# Task description:
Return every line of the records below that contains the string "badge".

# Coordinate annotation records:
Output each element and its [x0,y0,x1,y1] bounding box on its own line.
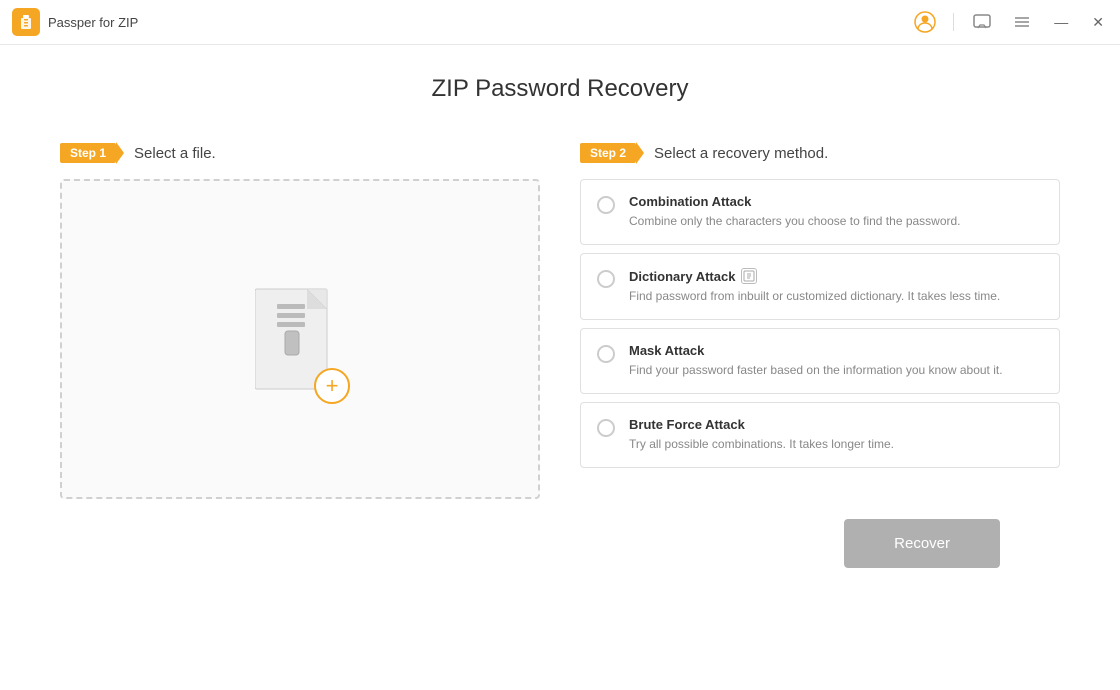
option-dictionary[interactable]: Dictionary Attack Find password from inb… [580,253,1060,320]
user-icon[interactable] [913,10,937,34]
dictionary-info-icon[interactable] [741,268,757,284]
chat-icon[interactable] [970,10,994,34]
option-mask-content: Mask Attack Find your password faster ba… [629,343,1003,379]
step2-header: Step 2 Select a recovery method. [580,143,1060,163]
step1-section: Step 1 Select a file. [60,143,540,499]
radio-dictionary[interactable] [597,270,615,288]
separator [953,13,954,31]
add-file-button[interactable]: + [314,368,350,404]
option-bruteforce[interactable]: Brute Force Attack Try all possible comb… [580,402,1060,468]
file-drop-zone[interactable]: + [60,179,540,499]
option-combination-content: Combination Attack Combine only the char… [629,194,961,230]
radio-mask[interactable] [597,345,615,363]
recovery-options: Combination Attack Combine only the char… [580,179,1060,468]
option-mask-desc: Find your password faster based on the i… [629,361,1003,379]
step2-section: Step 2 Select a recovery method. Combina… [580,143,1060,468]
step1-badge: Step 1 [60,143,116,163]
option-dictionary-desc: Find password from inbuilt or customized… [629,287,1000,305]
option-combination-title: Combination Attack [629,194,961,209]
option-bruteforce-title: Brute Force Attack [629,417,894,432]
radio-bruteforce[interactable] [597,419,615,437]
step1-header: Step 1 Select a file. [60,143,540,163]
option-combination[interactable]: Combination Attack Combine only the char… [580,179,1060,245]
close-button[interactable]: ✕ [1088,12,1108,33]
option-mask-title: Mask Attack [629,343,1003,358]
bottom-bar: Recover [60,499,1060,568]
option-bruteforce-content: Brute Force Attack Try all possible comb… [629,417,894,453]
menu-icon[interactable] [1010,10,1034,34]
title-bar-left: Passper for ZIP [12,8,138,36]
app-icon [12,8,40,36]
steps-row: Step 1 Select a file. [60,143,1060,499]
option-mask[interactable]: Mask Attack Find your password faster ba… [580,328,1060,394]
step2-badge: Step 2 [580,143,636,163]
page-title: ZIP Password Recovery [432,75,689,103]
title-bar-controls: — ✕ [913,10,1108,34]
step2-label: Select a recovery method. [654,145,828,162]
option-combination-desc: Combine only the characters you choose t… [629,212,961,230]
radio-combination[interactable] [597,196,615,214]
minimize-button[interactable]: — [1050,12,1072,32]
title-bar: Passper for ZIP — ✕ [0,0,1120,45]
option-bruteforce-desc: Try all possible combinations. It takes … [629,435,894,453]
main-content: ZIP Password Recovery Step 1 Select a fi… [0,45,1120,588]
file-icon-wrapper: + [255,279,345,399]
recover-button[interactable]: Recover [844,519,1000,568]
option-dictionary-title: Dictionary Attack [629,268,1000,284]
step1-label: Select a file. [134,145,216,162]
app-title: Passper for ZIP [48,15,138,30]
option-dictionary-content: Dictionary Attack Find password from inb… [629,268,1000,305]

# The reply:
step1-badge: Step 1 [60,143,116,163]
step2-badge: Step 2 [580,143,636,163]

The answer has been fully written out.